[Stored items]
-- START --

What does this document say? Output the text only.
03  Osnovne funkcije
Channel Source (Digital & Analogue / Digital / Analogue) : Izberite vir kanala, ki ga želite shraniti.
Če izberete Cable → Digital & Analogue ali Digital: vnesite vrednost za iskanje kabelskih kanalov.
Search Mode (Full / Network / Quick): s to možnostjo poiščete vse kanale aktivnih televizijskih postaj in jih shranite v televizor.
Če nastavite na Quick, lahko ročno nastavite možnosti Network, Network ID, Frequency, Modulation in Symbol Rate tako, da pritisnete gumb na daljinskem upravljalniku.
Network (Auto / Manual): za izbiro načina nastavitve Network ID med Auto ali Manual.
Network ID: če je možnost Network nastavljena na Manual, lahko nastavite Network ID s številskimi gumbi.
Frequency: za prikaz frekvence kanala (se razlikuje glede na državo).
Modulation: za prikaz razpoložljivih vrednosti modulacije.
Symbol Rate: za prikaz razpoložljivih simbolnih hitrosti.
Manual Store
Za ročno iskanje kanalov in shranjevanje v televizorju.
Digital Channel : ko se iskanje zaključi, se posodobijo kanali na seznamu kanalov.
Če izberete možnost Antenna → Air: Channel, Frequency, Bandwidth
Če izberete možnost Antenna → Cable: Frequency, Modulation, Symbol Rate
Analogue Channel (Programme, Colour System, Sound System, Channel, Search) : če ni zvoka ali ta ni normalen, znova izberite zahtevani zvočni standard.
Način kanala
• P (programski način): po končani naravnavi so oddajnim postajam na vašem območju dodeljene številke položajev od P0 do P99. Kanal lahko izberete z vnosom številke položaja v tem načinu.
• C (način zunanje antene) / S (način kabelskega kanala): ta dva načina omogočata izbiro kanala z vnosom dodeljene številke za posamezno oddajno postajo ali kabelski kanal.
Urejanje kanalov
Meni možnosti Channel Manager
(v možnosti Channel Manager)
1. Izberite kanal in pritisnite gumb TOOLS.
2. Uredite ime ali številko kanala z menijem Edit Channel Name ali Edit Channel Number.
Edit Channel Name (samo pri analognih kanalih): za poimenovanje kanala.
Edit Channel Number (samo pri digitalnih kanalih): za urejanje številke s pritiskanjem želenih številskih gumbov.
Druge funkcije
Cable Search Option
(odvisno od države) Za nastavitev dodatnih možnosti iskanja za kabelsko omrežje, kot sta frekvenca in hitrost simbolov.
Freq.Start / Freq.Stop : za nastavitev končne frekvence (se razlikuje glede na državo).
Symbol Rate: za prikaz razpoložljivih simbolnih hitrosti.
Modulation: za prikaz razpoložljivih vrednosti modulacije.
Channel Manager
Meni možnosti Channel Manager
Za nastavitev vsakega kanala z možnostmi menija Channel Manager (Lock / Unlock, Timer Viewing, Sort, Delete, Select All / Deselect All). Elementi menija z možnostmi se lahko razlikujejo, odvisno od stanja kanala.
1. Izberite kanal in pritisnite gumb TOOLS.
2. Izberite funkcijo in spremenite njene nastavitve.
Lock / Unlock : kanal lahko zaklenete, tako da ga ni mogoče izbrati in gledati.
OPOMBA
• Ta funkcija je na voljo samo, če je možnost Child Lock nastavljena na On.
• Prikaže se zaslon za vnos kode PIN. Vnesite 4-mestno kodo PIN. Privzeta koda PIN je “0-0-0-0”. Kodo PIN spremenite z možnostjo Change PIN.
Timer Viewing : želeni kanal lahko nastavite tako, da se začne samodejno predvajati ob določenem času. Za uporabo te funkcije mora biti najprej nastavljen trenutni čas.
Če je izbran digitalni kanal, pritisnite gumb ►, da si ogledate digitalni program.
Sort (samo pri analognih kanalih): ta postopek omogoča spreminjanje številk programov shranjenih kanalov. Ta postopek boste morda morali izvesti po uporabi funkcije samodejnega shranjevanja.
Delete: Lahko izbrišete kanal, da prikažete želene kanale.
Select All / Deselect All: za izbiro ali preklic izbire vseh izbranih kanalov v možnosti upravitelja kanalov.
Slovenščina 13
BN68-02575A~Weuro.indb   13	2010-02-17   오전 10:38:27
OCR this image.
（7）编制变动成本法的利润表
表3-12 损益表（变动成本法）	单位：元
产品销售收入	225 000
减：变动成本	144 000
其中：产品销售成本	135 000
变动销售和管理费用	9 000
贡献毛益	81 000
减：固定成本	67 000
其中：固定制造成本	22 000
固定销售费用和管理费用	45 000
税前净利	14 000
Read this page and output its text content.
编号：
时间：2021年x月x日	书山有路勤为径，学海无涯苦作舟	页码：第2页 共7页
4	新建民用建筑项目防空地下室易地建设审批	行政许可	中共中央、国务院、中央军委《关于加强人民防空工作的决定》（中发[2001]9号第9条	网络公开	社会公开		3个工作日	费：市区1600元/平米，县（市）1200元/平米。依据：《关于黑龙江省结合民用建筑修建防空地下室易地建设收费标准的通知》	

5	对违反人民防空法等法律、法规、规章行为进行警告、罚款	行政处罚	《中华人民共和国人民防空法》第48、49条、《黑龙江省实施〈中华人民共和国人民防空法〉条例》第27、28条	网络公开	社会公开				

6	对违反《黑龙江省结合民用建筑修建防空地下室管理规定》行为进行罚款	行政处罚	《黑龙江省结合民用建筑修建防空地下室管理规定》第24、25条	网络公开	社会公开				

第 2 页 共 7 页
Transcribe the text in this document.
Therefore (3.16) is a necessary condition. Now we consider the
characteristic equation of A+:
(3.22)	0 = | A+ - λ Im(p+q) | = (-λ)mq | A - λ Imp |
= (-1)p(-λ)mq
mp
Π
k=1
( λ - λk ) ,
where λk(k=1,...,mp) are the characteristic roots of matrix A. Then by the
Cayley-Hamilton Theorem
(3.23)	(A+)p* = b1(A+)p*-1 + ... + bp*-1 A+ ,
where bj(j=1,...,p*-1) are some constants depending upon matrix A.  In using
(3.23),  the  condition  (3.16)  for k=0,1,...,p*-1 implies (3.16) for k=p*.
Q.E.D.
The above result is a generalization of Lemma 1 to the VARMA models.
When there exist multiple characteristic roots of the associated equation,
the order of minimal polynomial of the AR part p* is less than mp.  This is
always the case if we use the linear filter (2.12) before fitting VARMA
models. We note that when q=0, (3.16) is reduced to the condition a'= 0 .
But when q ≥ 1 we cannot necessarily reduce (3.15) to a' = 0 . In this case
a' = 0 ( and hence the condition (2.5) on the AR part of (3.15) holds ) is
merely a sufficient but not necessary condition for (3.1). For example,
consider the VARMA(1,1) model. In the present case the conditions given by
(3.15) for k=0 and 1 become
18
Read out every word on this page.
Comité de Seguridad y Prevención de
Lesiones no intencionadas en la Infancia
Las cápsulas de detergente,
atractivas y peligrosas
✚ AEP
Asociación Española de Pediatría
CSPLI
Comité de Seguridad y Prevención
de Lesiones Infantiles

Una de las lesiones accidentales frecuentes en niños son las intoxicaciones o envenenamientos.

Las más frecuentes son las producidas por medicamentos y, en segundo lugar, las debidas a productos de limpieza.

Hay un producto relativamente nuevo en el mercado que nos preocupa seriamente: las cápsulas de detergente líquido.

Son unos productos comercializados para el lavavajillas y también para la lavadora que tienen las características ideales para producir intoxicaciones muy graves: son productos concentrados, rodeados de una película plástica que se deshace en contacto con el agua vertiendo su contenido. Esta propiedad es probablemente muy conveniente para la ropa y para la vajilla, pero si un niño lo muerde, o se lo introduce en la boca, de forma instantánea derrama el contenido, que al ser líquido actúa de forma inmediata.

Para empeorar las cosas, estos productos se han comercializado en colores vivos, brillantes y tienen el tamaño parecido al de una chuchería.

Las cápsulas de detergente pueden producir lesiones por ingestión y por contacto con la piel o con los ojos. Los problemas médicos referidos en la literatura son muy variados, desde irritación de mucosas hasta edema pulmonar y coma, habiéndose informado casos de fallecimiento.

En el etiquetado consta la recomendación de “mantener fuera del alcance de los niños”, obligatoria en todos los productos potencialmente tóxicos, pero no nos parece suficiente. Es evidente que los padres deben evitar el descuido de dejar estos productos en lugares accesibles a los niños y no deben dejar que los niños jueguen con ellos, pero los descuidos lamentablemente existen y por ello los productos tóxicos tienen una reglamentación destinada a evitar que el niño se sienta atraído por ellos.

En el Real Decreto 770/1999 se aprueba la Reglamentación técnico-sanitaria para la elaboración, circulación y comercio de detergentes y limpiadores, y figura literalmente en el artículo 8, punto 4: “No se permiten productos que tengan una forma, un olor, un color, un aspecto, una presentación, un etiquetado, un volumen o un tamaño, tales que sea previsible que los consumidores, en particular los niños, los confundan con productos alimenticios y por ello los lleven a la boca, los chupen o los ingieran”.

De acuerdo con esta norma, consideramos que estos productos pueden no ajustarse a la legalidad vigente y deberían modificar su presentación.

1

-- END --

Problem to solve: Check each line above for the word "Comité" and copy the ones that have it.

Output of the task:
Comité de Seguridad y Prevención de
Comité de Seguridad y Prevención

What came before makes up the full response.